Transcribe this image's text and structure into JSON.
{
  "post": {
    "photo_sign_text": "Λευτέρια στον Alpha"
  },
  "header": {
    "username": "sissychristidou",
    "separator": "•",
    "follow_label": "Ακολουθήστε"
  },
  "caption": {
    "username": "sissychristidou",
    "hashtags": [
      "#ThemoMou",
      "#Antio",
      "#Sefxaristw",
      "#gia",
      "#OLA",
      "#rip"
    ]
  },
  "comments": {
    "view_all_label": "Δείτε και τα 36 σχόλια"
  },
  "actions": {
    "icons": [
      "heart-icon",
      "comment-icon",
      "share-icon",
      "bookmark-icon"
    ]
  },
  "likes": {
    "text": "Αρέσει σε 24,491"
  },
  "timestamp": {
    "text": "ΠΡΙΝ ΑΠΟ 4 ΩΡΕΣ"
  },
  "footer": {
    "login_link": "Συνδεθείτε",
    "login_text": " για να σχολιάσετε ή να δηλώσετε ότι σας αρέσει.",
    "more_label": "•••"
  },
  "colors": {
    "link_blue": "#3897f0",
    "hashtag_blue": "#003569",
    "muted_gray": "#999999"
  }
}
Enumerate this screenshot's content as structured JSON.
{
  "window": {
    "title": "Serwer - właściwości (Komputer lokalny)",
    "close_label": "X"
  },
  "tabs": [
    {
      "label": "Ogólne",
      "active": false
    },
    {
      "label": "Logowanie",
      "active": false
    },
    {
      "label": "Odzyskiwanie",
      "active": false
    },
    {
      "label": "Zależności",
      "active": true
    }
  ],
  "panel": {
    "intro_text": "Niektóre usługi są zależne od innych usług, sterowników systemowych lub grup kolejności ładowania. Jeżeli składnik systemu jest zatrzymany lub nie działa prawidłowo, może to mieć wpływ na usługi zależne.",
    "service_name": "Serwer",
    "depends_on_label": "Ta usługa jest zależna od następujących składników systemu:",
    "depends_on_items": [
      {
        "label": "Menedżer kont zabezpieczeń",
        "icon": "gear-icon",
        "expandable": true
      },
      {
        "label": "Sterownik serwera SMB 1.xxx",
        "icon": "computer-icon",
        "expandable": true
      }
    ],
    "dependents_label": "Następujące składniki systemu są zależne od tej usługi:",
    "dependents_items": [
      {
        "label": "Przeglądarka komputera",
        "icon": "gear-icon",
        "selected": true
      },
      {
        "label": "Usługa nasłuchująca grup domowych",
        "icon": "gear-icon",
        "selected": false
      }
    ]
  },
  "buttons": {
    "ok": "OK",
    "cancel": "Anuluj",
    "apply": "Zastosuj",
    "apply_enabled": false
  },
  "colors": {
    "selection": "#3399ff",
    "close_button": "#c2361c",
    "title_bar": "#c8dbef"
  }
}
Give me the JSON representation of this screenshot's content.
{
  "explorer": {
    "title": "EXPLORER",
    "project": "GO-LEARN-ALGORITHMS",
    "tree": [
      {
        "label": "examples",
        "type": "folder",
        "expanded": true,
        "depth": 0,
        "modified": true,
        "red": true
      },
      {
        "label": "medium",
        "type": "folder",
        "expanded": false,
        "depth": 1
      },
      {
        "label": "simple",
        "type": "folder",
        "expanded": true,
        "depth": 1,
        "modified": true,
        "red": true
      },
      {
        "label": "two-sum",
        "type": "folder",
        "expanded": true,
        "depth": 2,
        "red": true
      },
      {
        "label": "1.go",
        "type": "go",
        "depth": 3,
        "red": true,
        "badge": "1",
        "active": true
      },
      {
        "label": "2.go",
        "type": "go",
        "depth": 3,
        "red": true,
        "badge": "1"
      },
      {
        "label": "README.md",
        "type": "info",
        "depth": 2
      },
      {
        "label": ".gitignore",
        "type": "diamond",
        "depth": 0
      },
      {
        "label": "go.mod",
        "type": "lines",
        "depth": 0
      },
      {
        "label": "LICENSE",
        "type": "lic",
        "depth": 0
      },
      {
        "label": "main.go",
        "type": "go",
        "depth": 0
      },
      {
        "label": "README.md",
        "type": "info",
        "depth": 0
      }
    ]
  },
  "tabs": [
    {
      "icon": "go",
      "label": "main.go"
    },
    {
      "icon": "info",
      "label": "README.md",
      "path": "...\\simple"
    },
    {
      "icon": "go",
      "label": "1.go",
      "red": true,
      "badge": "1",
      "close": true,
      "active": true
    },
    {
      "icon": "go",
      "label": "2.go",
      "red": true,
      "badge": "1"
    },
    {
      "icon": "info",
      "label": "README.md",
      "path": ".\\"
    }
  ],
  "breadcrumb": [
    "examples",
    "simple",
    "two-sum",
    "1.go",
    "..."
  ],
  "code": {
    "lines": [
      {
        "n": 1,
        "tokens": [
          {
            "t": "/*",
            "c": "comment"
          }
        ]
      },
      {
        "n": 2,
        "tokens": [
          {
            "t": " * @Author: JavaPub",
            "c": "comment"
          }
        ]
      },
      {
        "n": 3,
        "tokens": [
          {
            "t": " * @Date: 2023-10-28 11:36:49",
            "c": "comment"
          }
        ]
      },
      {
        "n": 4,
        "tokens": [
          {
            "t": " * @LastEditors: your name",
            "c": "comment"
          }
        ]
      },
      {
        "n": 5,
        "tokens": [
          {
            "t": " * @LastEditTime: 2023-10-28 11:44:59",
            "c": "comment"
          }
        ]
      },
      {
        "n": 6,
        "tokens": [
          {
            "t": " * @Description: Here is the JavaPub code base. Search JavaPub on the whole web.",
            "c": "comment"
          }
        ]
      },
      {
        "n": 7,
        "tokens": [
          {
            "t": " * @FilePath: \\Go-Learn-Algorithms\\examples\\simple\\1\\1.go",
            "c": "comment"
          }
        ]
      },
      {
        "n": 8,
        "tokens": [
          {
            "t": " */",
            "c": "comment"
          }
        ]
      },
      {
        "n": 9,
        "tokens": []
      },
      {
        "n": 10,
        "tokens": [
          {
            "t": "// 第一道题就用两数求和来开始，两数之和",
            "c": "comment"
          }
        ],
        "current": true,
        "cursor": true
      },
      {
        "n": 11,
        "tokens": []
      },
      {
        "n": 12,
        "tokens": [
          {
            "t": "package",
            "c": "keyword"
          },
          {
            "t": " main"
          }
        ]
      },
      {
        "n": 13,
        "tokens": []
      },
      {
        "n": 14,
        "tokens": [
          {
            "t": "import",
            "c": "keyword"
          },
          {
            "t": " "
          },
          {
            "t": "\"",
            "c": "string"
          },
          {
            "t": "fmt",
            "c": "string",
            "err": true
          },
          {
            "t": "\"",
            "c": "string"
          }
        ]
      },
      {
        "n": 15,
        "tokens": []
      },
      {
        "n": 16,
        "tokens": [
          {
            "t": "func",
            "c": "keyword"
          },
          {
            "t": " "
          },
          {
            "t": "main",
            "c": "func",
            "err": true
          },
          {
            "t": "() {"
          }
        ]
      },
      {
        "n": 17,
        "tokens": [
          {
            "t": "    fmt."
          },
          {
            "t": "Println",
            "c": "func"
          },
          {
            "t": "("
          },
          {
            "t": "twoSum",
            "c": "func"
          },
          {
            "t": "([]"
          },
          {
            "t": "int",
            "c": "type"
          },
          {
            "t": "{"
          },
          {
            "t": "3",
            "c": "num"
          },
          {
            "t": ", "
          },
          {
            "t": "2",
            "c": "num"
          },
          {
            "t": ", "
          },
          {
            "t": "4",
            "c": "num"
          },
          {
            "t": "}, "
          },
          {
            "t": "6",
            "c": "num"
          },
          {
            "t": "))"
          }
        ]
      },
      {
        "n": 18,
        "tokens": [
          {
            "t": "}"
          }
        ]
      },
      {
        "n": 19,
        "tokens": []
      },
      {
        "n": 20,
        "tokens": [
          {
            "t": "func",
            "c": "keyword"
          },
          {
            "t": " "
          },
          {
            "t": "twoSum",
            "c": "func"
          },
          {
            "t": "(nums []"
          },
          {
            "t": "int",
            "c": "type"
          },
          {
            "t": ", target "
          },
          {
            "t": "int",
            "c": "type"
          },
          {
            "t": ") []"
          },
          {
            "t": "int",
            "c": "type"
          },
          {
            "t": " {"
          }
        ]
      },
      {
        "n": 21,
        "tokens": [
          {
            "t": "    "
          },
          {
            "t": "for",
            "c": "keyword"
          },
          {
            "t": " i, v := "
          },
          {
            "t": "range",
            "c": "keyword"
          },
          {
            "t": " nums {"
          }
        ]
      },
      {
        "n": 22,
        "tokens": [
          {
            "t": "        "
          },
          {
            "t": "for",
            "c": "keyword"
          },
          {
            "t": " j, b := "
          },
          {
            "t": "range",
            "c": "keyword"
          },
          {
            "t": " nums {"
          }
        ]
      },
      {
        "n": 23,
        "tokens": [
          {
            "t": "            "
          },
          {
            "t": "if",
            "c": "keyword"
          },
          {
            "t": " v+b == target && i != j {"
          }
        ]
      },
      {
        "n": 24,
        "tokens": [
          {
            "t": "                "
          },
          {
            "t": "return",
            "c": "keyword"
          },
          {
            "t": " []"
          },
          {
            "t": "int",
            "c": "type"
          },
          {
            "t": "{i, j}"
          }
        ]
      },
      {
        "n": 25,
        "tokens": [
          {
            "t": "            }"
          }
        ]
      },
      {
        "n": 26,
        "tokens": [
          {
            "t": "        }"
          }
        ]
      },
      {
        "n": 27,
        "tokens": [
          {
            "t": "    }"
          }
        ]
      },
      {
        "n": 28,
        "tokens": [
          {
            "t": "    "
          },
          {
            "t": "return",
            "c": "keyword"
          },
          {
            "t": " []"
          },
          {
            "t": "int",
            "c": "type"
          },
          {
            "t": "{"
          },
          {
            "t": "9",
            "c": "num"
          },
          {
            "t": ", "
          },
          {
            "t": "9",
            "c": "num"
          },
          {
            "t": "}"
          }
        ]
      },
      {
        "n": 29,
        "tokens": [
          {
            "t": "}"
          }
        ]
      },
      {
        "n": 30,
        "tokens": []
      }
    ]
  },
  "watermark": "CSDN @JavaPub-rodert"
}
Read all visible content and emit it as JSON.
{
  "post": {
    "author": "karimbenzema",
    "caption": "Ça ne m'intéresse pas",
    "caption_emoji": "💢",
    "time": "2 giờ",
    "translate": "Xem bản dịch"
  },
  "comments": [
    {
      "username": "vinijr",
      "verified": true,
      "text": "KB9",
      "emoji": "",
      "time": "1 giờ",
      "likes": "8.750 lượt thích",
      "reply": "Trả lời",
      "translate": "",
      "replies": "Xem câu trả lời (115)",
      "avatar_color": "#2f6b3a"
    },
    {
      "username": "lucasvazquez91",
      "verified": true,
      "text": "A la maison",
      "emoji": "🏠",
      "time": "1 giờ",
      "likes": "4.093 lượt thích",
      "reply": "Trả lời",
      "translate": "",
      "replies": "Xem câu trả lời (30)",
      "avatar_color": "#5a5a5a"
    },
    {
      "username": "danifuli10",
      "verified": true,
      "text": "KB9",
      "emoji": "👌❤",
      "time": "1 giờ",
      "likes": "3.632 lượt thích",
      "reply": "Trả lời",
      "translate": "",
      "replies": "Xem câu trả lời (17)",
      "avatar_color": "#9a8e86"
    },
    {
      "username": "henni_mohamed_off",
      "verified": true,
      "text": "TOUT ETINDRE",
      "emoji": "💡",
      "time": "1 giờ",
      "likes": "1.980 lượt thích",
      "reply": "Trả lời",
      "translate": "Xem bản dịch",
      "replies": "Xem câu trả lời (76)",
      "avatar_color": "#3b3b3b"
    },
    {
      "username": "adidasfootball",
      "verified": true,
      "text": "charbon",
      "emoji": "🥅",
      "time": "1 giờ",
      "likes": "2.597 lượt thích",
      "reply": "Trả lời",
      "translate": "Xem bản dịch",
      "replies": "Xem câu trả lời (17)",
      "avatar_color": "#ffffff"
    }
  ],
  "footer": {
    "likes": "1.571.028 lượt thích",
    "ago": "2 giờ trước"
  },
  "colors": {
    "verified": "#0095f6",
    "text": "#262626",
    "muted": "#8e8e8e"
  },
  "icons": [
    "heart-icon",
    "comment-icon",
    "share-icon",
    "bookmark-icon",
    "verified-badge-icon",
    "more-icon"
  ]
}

————

Scan the material line by line and report each one that contains "screenshot".

## Output
Enumerate this screenshot's content as structured JSON.
Give me the JSON representation of this screenshot's content.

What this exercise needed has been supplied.